◆ **Stated task**:
Please write out the material below exactly as given.
+++ Supplied material
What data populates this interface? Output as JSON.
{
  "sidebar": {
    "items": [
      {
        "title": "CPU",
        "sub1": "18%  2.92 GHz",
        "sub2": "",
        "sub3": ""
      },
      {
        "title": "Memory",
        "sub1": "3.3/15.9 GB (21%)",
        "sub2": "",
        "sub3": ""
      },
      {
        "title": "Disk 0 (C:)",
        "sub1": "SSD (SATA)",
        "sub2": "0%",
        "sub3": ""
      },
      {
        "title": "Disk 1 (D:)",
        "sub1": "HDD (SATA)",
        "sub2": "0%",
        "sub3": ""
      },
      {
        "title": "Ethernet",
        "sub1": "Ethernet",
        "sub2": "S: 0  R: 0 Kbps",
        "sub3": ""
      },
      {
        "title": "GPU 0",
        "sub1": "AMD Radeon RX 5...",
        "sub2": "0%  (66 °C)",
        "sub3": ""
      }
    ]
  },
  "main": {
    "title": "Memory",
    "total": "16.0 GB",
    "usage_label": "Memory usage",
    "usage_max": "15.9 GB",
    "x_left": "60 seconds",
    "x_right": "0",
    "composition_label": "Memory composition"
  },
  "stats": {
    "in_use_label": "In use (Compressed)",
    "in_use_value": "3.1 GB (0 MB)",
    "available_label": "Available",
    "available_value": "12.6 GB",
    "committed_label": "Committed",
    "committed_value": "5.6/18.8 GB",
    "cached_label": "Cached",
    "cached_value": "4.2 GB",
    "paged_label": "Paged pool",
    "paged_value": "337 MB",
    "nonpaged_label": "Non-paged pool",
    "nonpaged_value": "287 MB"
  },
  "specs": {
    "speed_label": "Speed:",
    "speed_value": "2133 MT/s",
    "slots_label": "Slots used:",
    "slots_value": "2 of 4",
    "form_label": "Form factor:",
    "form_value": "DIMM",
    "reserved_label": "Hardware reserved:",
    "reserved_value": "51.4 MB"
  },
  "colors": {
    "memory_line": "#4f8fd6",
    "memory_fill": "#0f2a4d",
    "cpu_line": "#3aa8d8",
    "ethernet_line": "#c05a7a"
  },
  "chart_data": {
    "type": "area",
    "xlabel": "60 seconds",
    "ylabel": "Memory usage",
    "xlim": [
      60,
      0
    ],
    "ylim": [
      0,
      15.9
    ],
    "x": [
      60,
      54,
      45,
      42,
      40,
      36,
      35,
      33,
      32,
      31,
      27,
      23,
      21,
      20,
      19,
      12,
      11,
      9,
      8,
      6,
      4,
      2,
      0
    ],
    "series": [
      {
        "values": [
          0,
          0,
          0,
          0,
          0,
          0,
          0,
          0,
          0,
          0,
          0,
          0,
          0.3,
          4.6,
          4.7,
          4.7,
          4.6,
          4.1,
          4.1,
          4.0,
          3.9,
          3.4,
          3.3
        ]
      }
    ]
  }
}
++++++
◆ **Correct result**:
What data populates this interface? Output as JSON.
{
  "sidebar": {
    "items": [
      {
        "title": "CPU",
        "sub1": "18%  2.92 GHz",
        "sub2": "",
        "sub3": ""
      },
      {
        "title": "Memory",
        "sub1": "3.3/15.9 GB (21%)",
        "sub2": "",
        "sub3": ""
      },
      {
        "title": "Disk 0 (C:)",
        "sub1": "SSD (SATA)",
        "sub2": "0%",
        "sub3": ""
      },
      {
        "title": "Disk 1 (D:)",
        "sub1": "HDD (SATA)",
        "sub2": "0%",
        "sub3": ""
      },
      {
        "title": "Ethernet",
        "sub1": "Ethernet",
        "sub2": "S: 0  R: 0 Kbps",
        "sub3": ""
      },
      {
        "title": "GPU 0",
        "sub1": "AMD Radeon RX 5...",
        "sub2": "0%  (66 °C)",
        "sub3": ""
      }
    ]
  },
  "main": {
    "title": "Memory",
    "total": "16.0 GB",
    "usage_label": "Memory usage",
    "usage_max": "15.9 GB",
    "x_left": "60 seconds",
    "x_right": "0",
    "composition_label": "Memory composition"
  },
  "stats": {
    "in_use_label": "In use (Compressed)",
    "in_use_value": "3.1 GB (0 MB)",
    "available_label": "Available",
    "available_value": "12.6 GB",
    "committed_label": "Committed",
    "committed_value": "5.6/18.8 GB",
    "cached_label": "Cached",
    "cached_value": "4.2 GB",
    "paged_label": "Paged pool",
    "paged_value": "337 MB",
    "nonpaged_label": "Non-paged pool",
    "nonpaged_value": "287 MB"
  },
  "specs": {
    "speed_label": "Speed:",
    "speed_value": "2133 MT/s",
    "slots_label": "Slots used:",
    "slots_value": "2 of 4",
    "form_label": "Form factor:",
    "form_value": "DIMM",
    "reserved_label": "Hardware reserved:",
    "reserved_value": "51.4 MB"
  },
  "colors": {
    "memory_line": "#4f8fd6",
    "memory_fill": "#0f2a4d",
    "cpu_line": "#3aa8d8",
    "ethernet_line": "#c05a7a"
  },
  "chart_data": {
    "type": "area",
    "xlabel": "60 seconds",
    "ylabel": "Memory usage",
    "xlim": [
      60,
      0
    ],
    "ylim": [
      0,
      15.9
    ],
    "x": [
      60,
      54,
      45,
      42,
      40,
      36,
      35,
      33,
      32,
      31,
      27,
      23,
      21,
      20,
      19,
      12,
      11,
      9,
      8,
      6,
      4,
      2,
      0
    ],
    "series": [
      {
        "values": [
          0,
          0,
          0,
          0,
          0,
          0,
          0,
          0,
          0,
          0,
          0,
          0,
          0.3,
          4.6,
          4.7,
          4.7,
          4.6,
          4.1,
          4.1,
          4.0,
          3.9,
          3.4,
          3.3
        ]
      }
    ]
  }
}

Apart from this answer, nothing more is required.